- [Task brief]:
Copy every line in the records below that contains the word "Retention".

+++

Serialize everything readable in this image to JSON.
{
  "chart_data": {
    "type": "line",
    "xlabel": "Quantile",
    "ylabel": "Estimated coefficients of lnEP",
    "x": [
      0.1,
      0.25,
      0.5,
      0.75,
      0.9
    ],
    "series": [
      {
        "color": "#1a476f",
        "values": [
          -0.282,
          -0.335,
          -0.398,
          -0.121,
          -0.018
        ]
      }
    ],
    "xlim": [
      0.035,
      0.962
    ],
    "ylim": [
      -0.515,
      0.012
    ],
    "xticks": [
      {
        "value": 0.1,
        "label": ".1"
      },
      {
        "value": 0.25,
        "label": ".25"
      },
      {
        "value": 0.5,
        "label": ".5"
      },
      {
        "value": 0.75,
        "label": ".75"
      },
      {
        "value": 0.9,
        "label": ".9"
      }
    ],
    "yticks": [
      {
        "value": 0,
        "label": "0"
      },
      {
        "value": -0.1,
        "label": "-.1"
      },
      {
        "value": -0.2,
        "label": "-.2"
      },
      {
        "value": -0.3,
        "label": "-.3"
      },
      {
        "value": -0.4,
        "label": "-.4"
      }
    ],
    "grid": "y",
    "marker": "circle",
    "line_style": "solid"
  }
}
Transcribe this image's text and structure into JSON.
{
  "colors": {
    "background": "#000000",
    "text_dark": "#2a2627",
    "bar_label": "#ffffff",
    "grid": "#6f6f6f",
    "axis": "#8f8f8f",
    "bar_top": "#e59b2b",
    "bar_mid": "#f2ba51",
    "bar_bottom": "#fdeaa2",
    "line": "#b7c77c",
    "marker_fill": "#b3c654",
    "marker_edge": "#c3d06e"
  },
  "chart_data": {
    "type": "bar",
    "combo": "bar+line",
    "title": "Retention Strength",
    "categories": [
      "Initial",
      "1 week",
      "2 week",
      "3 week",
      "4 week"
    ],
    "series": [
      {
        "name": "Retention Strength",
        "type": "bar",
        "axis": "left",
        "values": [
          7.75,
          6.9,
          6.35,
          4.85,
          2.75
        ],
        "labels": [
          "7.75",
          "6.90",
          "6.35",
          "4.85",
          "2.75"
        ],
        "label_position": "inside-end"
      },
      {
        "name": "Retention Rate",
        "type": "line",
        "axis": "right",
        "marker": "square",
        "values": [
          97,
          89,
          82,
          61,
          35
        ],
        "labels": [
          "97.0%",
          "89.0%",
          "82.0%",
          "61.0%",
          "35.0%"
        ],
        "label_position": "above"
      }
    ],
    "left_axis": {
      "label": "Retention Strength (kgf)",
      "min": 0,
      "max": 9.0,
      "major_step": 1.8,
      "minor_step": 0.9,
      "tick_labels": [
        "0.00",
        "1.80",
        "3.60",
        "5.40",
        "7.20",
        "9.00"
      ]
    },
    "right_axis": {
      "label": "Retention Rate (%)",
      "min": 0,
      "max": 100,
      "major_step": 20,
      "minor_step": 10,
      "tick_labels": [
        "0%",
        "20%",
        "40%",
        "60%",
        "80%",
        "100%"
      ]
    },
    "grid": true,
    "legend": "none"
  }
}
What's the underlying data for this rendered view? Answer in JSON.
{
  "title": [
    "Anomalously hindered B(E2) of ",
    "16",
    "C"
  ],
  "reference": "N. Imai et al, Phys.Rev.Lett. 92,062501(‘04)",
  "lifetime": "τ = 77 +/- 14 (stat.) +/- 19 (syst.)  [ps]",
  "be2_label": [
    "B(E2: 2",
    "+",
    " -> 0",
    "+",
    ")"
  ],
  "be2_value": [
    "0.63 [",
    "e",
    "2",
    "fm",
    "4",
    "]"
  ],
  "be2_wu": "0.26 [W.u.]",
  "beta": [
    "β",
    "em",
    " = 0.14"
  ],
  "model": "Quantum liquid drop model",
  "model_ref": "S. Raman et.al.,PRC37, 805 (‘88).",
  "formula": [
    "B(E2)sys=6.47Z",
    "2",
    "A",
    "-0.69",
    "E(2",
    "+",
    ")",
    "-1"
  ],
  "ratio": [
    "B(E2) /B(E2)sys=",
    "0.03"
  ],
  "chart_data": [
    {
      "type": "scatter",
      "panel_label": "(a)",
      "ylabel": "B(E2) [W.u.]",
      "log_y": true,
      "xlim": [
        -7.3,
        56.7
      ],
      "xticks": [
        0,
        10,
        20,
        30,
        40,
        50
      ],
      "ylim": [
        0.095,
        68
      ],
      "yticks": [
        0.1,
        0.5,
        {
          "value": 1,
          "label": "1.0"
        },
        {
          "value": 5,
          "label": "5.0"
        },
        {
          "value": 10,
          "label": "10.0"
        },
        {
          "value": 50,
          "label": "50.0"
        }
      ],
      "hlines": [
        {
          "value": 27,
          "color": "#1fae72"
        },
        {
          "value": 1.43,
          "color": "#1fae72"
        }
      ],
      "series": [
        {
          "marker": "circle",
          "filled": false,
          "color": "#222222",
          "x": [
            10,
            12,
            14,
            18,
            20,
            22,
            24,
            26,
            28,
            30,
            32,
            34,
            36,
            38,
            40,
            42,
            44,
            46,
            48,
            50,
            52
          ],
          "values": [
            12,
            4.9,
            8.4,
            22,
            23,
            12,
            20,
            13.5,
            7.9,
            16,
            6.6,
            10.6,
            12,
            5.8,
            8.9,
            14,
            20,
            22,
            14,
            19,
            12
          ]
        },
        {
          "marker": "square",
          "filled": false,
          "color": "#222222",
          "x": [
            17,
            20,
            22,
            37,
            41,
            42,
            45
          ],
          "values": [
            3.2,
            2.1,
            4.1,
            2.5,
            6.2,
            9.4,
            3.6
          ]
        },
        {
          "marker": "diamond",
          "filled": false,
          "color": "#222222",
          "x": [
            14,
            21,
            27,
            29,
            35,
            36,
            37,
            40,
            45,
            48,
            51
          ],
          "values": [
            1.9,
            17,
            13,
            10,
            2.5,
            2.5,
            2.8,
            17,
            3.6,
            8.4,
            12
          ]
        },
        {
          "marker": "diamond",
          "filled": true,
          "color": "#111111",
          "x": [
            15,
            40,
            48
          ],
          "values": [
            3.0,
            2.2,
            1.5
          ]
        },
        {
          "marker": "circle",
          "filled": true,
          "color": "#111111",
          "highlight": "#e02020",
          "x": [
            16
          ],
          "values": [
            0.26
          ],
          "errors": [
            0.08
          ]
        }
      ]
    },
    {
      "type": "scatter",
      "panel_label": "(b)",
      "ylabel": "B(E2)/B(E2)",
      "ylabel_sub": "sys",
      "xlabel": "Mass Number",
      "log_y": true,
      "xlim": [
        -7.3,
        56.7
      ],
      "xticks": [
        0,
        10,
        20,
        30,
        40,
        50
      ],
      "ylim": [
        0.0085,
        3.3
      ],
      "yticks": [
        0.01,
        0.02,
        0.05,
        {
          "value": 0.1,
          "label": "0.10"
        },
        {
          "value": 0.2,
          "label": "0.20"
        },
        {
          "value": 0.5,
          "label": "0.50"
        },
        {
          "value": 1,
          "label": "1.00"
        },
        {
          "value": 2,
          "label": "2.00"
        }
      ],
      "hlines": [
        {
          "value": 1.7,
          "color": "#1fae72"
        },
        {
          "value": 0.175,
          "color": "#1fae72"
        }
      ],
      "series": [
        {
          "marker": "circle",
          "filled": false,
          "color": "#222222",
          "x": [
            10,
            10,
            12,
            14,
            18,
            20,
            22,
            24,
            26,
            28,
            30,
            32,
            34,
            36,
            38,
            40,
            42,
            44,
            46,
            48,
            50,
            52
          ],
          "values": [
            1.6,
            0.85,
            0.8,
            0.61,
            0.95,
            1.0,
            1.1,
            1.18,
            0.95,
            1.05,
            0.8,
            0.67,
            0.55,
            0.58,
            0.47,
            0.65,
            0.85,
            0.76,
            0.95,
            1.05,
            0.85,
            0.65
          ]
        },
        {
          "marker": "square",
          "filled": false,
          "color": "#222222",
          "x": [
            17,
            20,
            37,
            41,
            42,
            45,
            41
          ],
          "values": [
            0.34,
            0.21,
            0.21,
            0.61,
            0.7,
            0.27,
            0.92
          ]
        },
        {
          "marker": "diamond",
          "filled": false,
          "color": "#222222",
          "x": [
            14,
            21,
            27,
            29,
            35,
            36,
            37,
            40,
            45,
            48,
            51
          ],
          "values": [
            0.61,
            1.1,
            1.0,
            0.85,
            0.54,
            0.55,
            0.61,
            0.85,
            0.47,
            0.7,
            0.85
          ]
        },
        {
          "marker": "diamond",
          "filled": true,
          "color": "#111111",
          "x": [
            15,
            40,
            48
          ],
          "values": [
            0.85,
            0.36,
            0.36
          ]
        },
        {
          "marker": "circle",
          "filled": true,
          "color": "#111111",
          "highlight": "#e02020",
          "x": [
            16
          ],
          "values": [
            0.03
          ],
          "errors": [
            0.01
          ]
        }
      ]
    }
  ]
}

+++

- [Full response]:
    "title": "Retention Strength",
        "name": "Retention Strength",
        "name": "Retention Rate",
      "label": "Retention Strength (kgf)",
      "label": "Retention Rate (%)",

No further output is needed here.